*Record extracts:*
++++++
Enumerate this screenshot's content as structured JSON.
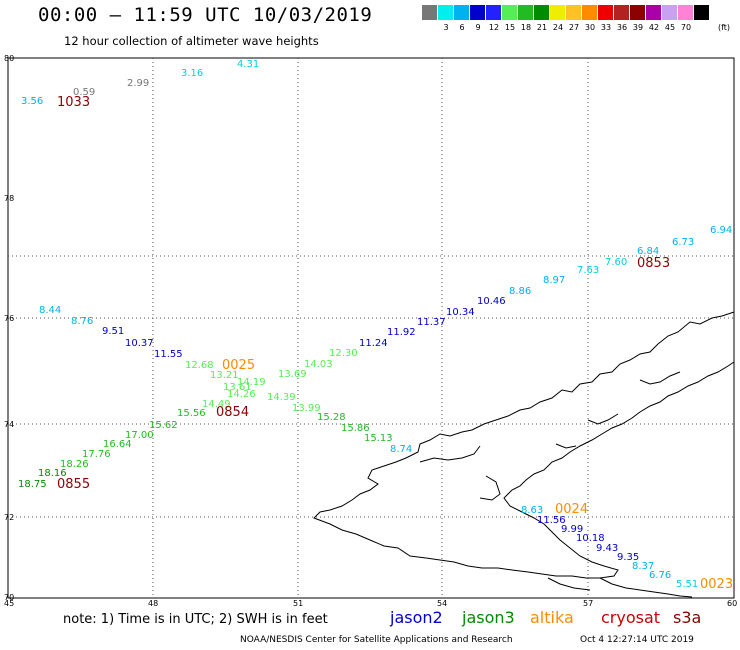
{
  "header": {
    "title": "00:00 — 11:59 UTC 10/03/2019",
    "subtitle": "12 hour collection of altimeter wave heights"
  },
  "legend": {
    "unit": "(ft)",
    "items": [
      {
        "label": "",
        "color": "#777777"
      },
      {
        "label": "3",
        "color": "#00eeee"
      },
      {
        "label": "6",
        "color": "#00b2ee"
      },
      {
        "label": "9",
        "color": "#0000cd"
      },
      {
        "label": "12",
        "color": "#2222ff"
      },
      {
        "label": "15",
        "color": "#55ee55"
      },
      {
        "label": "18",
        "color": "#22bb22"
      },
      {
        "label": "21",
        "color": "#008b00"
      },
      {
        "label": "24",
        "color": "#eeee00"
      },
      {
        "label": "27",
        "color": "#ffc125"
      },
      {
        "label": "30",
        "color": "#ff8c00"
      },
      {
        "label": "33",
        "color": "#ee0000"
      },
      {
        "label": "36",
        "color": "#b22222"
      },
      {
        "label": "39",
        "color": "#8b0000"
      },
      {
        "label": "42",
        "color": "#aa00aa"
      },
      {
        "label": "45",
        "color": "#c8a2f0"
      },
      {
        "label": "70",
        "color": "#ff82d4"
      },
      {
        "label": "",
        "color": "#000000"
      }
    ]
  },
  "axes": {
    "x_labels": [
      "45",
      "48",
      "51",
      "54",
      "57",
      "60"
    ],
    "y_labels": [
      "70",
      "72",
      "74",
      "76",
      "78",
      "80"
    ]
  },
  "points": [
    {
      "text": "3.56",
      "color": "#00b2ee"
    },
    {
      "text": "0.59",
      "color": "#777777"
    },
    {
      "text": "2.99",
      "color": "#777777"
    },
    {
      "text": "3.16",
      "color": "#00d0e0"
    },
    {
      "text": "4.31",
      "color": "#00d0e0"
    },
    {
      "text": "8.44",
      "color": "#00b2ee"
    },
    {
      "text": "8.76",
      "color": "#00b2ee"
    },
    {
      "text": "9.51",
      "color": "#0000cd"
    },
    {
      "text": "10.37",
      "color": "#0000cd"
    },
    {
      "text": "11.55",
      "color": "#0000cd"
    },
    {
      "text": "12.68",
      "color": "#55ee55"
    },
    {
      "text": "13.21",
      "color": "#55ee55"
    },
    {
      "text": "14.19",
      "color": "#55ee55"
    },
    {
      "text": "13.61",
      "color": "#55ee55"
    },
    {
      "text": "14.26",
      "color": "#55ee55"
    },
    {
      "text": "14.49",
      "color": "#55ee55"
    },
    {
      "text": "15.56",
      "color": "#22bb22"
    },
    {
      "text": "15.62",
      "color": "#22bb22"
    },
    {
      "text": "17.00",
      "color": "#22bb22"
    },
    {
      "text": "16.64",
      "color": "#22bb22"
    },
    {
      "text": "17.76",
      "color": "#22bb22"
    },
    {
      "text": "18.26",
      "color": "#22bb22"
    },
    {
      "text": "18.16",
      "color": "#008b00"
    },
    {
      "text": "18.75",
      "color": "#008b00"
    },
    {
      "text": "13.69",
      "color": "#55ee55"
    },
    {
      "text": "14.03",
      "color": "#55ee55"
    },
    {
      "text": "12.30",
      "color": "#55ee55"
    },
    {
      "text": "14.39",
      "color": "#55ee55"
    },
    {
      "text": "13.99",
      "color": "#55ee55"
    },
    {
      "text": "15.28",
      "color": "#22bb22"
    },
    {
      "text": "15.86",
      "color": "#22bb22"
    },
    {
      "text": "15.13",
      "color": "#22bb22"
    },
    {
      "text": "8.74",
      "color": "#00b2ee"
    },
    {
      "text": "11.24",
      "color": "#0000cd"
    },
    {
      "text": "11.92",
      "color": "#0000cd"
    },
    {
      "text": "11.37",
      "color": "#0000cd"
    },
    {
      "text": "10.34",
      "color": "#0000cd"
    },
    {
      "text": "10.46",
      "color": "#0000cd"
    },
    {
      "text": "8.86",
      "color": "#00b2ee"
    },
    {
      "text": "8.97",
      "color": "#00b2ee"
    },
    {
      "text": "7.63",
      "color": "#00d0e0"
    },
    {
      "text": "7.60",
      "color": "#00d0e0"
    },
    {
      "text": "6.84",
      "color": "#00b2ee"
    },
    {
      "text": "6.73",
      "color": "#00b2ee"
    },
    {
      "text": "6.94",
      "color": "#00b2ee"
    },
    {
      "text": "8.63",
      "color": "#00b2ee"
    },
    {
      "text": "11.56",
      "color": "#0000cd"
    },
    {
      "text": "9.99",
      "color": "#0000cd"
    },
    {
      "text": "10.18",
      "color": "#0000cd"
    },
    {
      "text": "9.43",
      "color": "#0000cd"
    },
    {
      "text": "9.35",
      "color": "#0000cd"
    },
    {
      "text": "8.37",
      "color": "#00b2ee"
    },
    {
      "text": "6.76",
      "color": "#00b2ee"
    },
    {
      "text": "5.51",
      "color": "#00d0e0"
    }
  ],
  "time_labels": [
    {
      "text": "1033",
      "color": "#8b0000"
    },
    {
      "text": "0025",
      "color": "#ff8c00"
    },
    {
      "text": "0854",
      "color": "#8b0000"
    },
    {
      "text": "0855",
      "color": "#8b0000"
    },
    {
      "text": "0853",
      "color": "#8b0000"
    },
    {
      "text": "0024",
      "color": "#ff8c00"
    },
    {
      "text": "0023",
      "color": "#ff8c00"
    }
  ],
  "footer": {
    "note": "note:  1) Time is in UTC;  2) SWH is in feet",
    "satellites": [
      {
        "name": "jason2",
        "color": "#0000cd"
      },
      {
        "name": "jason3",
        "color": "#008b00"
      },
      {
        "name": "altika",
        "color": "#ff8c00"
      },
      {
        "name": "cryosat",
        "color": "#cc0000"
      },
      {
        "name": "s3a",
        "color": "#8b0000"
      }
    ],
    "credit": "NOAA/NESDIS Center for Satellite Applications and Research",
    "timestamp": "Oct  4 12:27:14 UTC 2019"
  }
}
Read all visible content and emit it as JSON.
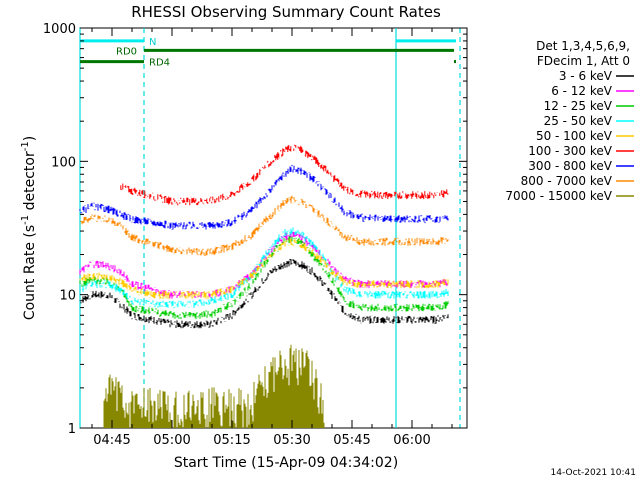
++++++
*Problem requirements:* Every line of the records that includes the word "JSON" should be gathered.

*Result of this task:*
Enumerate this screenshot's content as structured JSON.
Read all visible content and emit it as JSON.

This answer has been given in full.